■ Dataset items
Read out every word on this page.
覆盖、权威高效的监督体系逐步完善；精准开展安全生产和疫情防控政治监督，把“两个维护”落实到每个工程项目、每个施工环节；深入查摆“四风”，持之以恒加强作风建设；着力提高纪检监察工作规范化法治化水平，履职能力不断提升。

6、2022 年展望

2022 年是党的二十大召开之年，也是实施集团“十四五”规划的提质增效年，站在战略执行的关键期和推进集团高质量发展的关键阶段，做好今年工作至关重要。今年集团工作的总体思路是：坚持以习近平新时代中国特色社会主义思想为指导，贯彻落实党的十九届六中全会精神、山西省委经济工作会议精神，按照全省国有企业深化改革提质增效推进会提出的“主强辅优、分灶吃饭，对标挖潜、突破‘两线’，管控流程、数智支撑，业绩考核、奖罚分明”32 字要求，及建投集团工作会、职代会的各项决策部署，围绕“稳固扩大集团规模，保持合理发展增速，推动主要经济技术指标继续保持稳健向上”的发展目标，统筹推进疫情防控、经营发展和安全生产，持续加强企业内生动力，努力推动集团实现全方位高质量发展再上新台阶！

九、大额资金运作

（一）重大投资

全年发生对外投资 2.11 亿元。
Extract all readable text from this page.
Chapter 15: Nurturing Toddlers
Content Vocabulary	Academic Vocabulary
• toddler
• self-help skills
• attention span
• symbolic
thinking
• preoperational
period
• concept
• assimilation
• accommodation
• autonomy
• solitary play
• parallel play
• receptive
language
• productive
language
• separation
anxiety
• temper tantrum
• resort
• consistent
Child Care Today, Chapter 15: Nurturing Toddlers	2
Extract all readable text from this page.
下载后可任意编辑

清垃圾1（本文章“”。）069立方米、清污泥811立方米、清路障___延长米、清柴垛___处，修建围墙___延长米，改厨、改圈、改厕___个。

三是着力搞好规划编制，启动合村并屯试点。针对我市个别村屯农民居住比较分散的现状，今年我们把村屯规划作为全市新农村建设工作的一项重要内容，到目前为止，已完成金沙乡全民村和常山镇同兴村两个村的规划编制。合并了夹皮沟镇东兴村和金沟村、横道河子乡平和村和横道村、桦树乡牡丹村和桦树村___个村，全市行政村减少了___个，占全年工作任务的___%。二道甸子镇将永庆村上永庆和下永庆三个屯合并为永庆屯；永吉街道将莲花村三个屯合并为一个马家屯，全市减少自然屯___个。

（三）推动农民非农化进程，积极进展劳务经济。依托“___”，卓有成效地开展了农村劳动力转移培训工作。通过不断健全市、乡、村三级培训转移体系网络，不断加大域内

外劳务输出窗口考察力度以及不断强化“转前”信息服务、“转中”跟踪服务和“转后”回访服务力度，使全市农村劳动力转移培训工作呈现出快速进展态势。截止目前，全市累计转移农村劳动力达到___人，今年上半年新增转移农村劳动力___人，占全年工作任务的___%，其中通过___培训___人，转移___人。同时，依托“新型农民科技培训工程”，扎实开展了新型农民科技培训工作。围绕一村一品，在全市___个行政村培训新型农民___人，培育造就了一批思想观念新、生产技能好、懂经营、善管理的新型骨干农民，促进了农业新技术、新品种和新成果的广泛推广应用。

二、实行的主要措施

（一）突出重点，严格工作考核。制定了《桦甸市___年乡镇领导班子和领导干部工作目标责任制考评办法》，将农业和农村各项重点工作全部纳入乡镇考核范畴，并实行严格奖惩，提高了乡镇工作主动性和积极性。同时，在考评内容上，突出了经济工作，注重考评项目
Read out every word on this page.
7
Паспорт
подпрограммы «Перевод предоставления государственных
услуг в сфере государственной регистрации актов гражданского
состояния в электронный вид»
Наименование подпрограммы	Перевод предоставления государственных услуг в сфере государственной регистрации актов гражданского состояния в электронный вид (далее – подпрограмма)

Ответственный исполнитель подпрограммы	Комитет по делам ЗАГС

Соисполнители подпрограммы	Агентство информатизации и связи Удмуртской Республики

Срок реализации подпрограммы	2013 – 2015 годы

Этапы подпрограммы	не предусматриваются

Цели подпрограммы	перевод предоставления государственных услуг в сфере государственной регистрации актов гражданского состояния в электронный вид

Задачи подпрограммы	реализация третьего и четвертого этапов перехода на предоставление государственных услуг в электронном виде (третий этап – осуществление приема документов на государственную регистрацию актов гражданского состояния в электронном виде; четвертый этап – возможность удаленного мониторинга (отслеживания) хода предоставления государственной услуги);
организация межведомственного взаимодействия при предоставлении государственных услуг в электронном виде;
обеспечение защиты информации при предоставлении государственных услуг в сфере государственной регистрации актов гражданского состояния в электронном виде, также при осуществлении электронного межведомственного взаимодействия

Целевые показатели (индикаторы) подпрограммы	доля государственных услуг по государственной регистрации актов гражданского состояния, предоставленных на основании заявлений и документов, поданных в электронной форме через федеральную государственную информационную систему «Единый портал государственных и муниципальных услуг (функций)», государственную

■ PROBLEM TO SOLVE
Filter the entries down to the lines containing "Toddlers". Copy each of those lines.

■ EXERCISE RESULT
Chapter 15: Nurturing Toddlers
Child Care Today, Chapter 15: Nurturing Toddlers	2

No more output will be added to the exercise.